[START]

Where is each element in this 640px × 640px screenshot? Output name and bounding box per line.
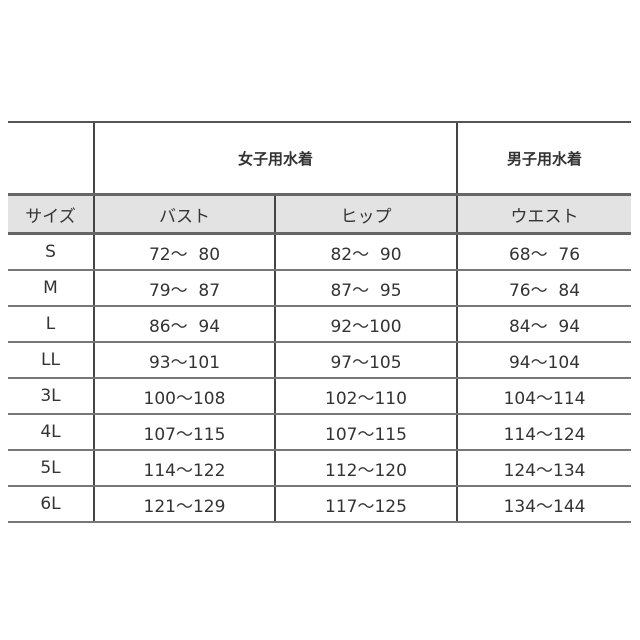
table-row: L 86～ 94 92～100 84～ 94 — [8, 306, 632, 343]
table-row: 3L 100～108 102～110 104～114 — [8, 378, 632, 415]
cell-waist: 68～ 76 — [456, 233, 632, 271]
table-row: 6L 121～129 117～125 134～144 — [8, 486, 632, 523]
cell-size: 4L — [8, 414, 94, 451]
cell-size: L — [8, 306, 94, 343]
cell-hip: 117～125 — [273, 486, 458, 523]
empty-corner-cell — [8, 121, 94, 195]
cell-hip: 102～110 — [273, 378, 458, 415]
column-header-bust: バスト — [93, 193, 275, 235]
cell-hip: 82～ 90 — [273, 233, 458, 271]
cell-waist: 84～ 94 — [456, 306, 632, 343]
cell-size: 3L — [8, 378, 94, 415]
column-header-row: サイズ バスト ヒップ ウエスト — [8, 193, 632, 235]
cell-bust: 114～122 — [93, 450, 275, 487]
cell-bust: 93～101 — [93, 342, 275, 379]
table-row: M 79～ 87 87～ 95 76～ 84 — [8, 270, 632, 307]
cell-hip: 97～105 — [273, 342, 458, 379]
cell-waist: 114～124 — [456, 414, 632, 451]
cell-hip: 107～115 — [273, 414, 458, 451]
cell-hip: 112～120 — [273, 450, 458, 487]
men-swimwear-header: 男子用水着 — [456, 121, 632, 195]
cell-waist: 124～134 — [456, 450, 632, 487]
cell-bust: 79～ 87 — [93, 270, 275, 307]
cell-size: M — [8, 270, 94, 307]
cell-waist: 104～114 — [456, 378, 632, 415]
table-row: 4L 107～115 107～115 114～124 — [8, 414, 632, 451]
cell-bust: 72～ 80 — [93, 233, 275, 271]
column-header-hip: ヒップ — [273, 193, 458, 235]
cell-bust: 121～129 — [93, 486, 275, 523]
group-header-row: 女子用水着 男子用水着 — [8, 121, 632, 195]
women-swimwear-header: 女子用水着 — [92, 121, 458, 195]
cell-waist: 134～144 — [456, 486, 632, 523]
table-row: S 72～ 80 82～ 90 68～ 76 — [8, 233, 632, 271]
column-header-size: サイズ — [8, 193, 94, 235]
cell-size: 6L — [8, 486, 94, 523]
cell-waist: 94～104 — [456, 342, 632, 379]
table-row: LL 93～101 97～105 94～104 — [8, 342, 632, 379]
cell-bust: 86～ 94 — [93, 306, 275, 343]
table-row: 5L 114～122 112～120 124～134 — [8, 450, 632, 487]
cell-size: 5L — [8, 450, 94, 487]
cell-waist: 76～ 84 — [456, 270, 632, 307]
cell-size: LL — [8, 342, 94, 379]
cell-bust: 107～115 — [93, 414, 275, 451]
cell-size: S — [8, 233, 94, 271]
cell-hip: 92～100 — [273, 306, 458, 343]
size-chart-table: 女子用水着 男子用水着 サイズ バスト ヒップ ウエスト S 72～ 80 82～ … — [8, 121, 632, 523]
cell-hip: 87～ 95 — [273, 270, 458, 307]
cell-bust: 100～108 — [93, 378, 275, 415]
column-header-waist: ウエスト — [456, 193, 632, 235]
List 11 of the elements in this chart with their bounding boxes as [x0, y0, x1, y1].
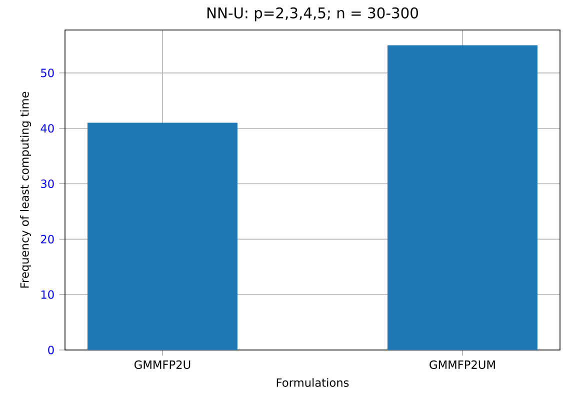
x-tick-label: GMMFP2UM	[430, 360, 495, 369]
y-tick-label: 20	[41, 234, 54, 244]
y-tick-label: 50	[41, 68, 54, 78]
y-axis-title: Frequency of least computing time	[20, 92, 32, 288]
y-tick-label: 30	[41, 179, 54, 188]
x-tick-label: GMMFP2U	[134, 360, 190, 369]
x-axis-title: Formulations	[276, 378, 349, 387]
y-tick-label: 0	[48, 346, 54, 354]
chart-title: NN-U: p=2,3,4,5; n = 30-300	[207, 7, 418, 22]
y-tick-label: 40	[40, 124, 54, 133]
y-tick-label: 10	[41, 290, 54, 299]
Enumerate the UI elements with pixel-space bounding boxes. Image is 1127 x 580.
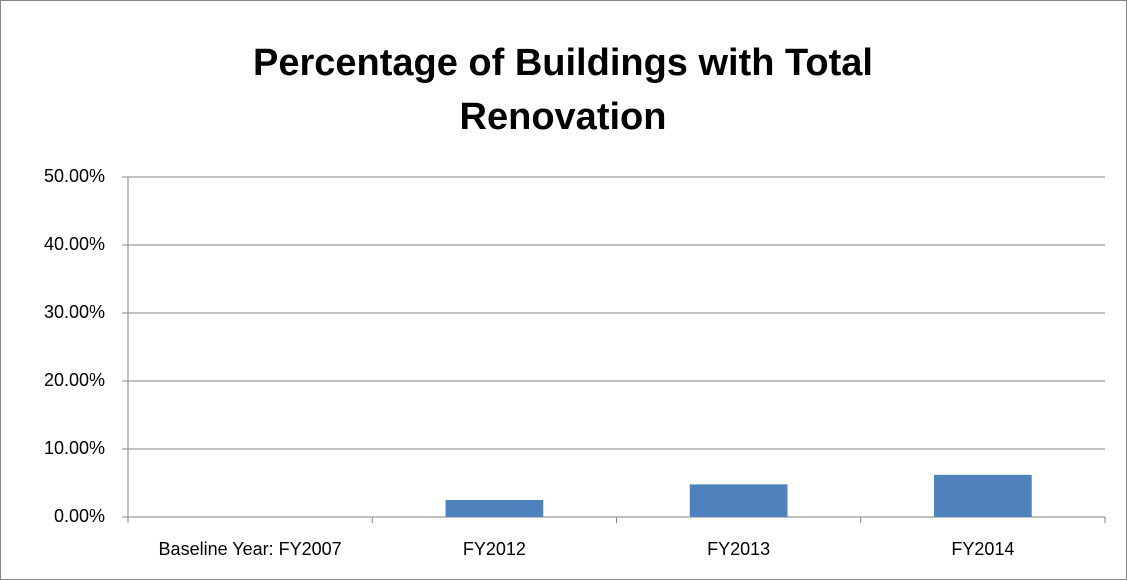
y-tick-label: 20.00% bbox=[44, 370, 105, 390]
y-tick-label: 40.00% bbox=[44, 234, 105, 254]
x-tick-label: FY2013 bbox=[707, 539, 770, 559]
x-tick-label: FY2012 bbox=[463, 539, 526, 559]
y-tick-label: 50.00% bbox=[44, 166, 105, 186]
y-tick-label: 0.00% bbox=[54, 506, 105, 526]
bar bbox=[445, 500, 544, 517]
x-tick-label: FY2014 bbox=[951, 539, 1014, 559]
y-tick-label: 30.00% bbox=[44, 302, 105, 322]
bar bbox=[689, 484, 788, 517]
y-tick-label: 10.00% bbox=[44, 438, 105, 458]
bar bbox=[934, 474, 1032, 517]
chart-title: Percentage of Buildings with Total Renov… bbox=[252, 42, 873, 138]
x-tick-label: Baseline Year: FY2007 bbox=[159, 539, 342, 559]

[END]

— Stated problem —
Rewrite all of the items above with "screenshot" changed to "screen capture" and nothing else altered. Omit the pictures from your answer.

— Final answer —
Where is each element in this 640px × 640px screen capture? Output name and bounding box per line.
table-row: L 86～ 94 92～100 84～ 94 — [8, 306, 632, 343]
table-row: 3L 100～108 102～110 104～114 — [8, 378, 632, 415]
cell-waist: 68～ 76 — [456, 233, 632, 271]
table-row: 6L 121～129 117～125 134～144 — [8, 486, 632, 523]
cell-size: 4L — [8, 414, 94, 451]
cell-size: L — [8, 306, 94, 343]
cell-hip: 117～125 — [273, 486, 458, 523]
empty-corner-cell — [8, 121, 94, 195]
cell-hip: 102～110 — [273, 378, 458, 415]
column-header-bust: バスト — [93, 193, 275, 235]
cell-hip: 82～ 90 — [273, 233, 458, 271]
cell-waist: 84～ 94 — [456, 306, 632, 343]
cell-size: 3L — [8, 378, 94, 415]
column-header-row: サイズ バスト ヒップ ウエスト — [8, 193, 632, 235]
cell-bust: 114～122 — [93, 450, 275, 487]
cell-bust: 93～101 — [93, 342, 275, 379]
table-row: M 79～ 87 87～ 95 76～ 84 — [8, 270, 632, 307]
cell-hip: 97～105 — [273, 342, 458, 379]
cell-waist: 114～124 — [456, 414, 632, 451]
cell-hip: 107～115 — [273, 414, 458, 451]
cell-hip: 112～120 — [273, 450, 458, 487]
men-swimwear-header: 男子用水着 — [456, 121, 632, 195]
cell-waist: 124～134 — [456, 450, 632, 487]
cell-bust: 79～ 87 — [93, 270, 275, 307]
cell-size: M — [8, 270, 94, 307]
cell-waist: 104～114 — [456, 378, 632, 415]
table-row: 4L 107～115 107～115 114～124 — [8, 414, 632, 451]
cell-bust: 72～ 80 — [93, 233, 275, 271]
column-header-hip: ヒップ — [273, 193, 458, 235]
cell-bust: 121～129 — [93, 486, 275, 523]
group-header-row: 女子用水着 男子用水着 — [8, 121, 632, 195]
women-swimwear-header: 女子用水着 — [92, 121, 458, 195]
cell-waist: 134～144 — [456, 486, 632, 523]
table-row: S 72～ 80 82～ 90 68～ 76 — [8, 233, 632, 271]
column-header-size: サイズ — [8, 193, 94, 235]
cell-size: 6L — [8, 486, 94, 523]
cell-waist: 94～104 — [456, 342, 632, 379]
table-row: LL 93～101 97～105 94～104 — [8, 342, 632, 379]
cell-bust: 86～ 94 — [93, 306, 275, 343]
table-row: 5L 114～122 112～120 124～134 — [8, 450, 632, 487]
cell-size: 5L — [8, 450, 94, 487]
cell-waist: 76～ 84 — [456, 270, 632, 307]
cell-size: LL — [8, 342, 94, 379]
cell-bust: 107～115 — [93, 414, 275, 451]
cell-size: S — [8, 233, 94, 271]
cell-hip: 92～100 — [273, 306, 458, 343]
size-chart-table: 女子用水着 男子用水着 サイズ バスト ヒップ ウエスト S 72～ 80 82～ … — [8, 121, 632, 523]
cell-hip: 87～ 95 — [273, 270, 458, 307]
cell-bust: 100～108 — [93, 378, 275, 415]
column-header-waist: ウエスト — [456, 193, 632, 235]
List 11 of the elements in this chart with their bounding boxes as [x0, y0, x1, y1].
x-tick-label: GMMFP2UM	[430, 360, 495, 369]
y-tick-label: 20	[41, 234, 54, 244]
y-tick-label: 50	[41, 68, 54, 78]
y-axis-title: Frequency of least computing time	[20, 92, 32, 288]
y-tick-label: 30	[41, 179, 54, 188]
x-tick-label: GMMFP2U	[134, 360, 190, 369]
x-axis-title: Formulations	[276, 378, 349, 387]
y-tick-label: 0	[48, 346, 54, 354]
chart-title: NN-U: p=2,3,4,5; n = 30-300	[207, 7, 418, 22]
y-tick-label: 40	[40, 124, 54, 133]
y-tick-label: 10	[41, 290, 54, 299]
Enumerate the UI elements with pixel-space bounding boxes. Image is 1127 x 580.
y-tick-label: 20.00% bbox=[44, 370, 105, 390]
y-tick-label: 40.00% bbox=[44, 234, 105, 254]
x-tick-label: FY2013 bbox=[707, 539, 770, 559]
x-tick-label: FY2012 bbox=[463, 539, 526, 559]
y-tick-label: 50.00% bbox=[44, 166, 105, 186]
y-tick-label: 0.00% bbox=[54, 506, 105, 526]
bar bbox=[445, 500, 544, 517]
x-tick-label: FY2014 bbox=[951, 539, 1014, 559]
y-tick-label: 30.00% bbox=[44, 302, 105, 322]
bar bbox=[689, 484, 788, 517]
y-tick-label: 10.00% bbox=[44, 438, 105, 458]
bar bbox=[934, 474, 1032, 517]
chart-title: Percentage of Buildings with Total Renov… bbox=[252, 42, 873, 138]
x-tick-label: Baseline Year: FY2007 bbox=[159, 539, 342, 559]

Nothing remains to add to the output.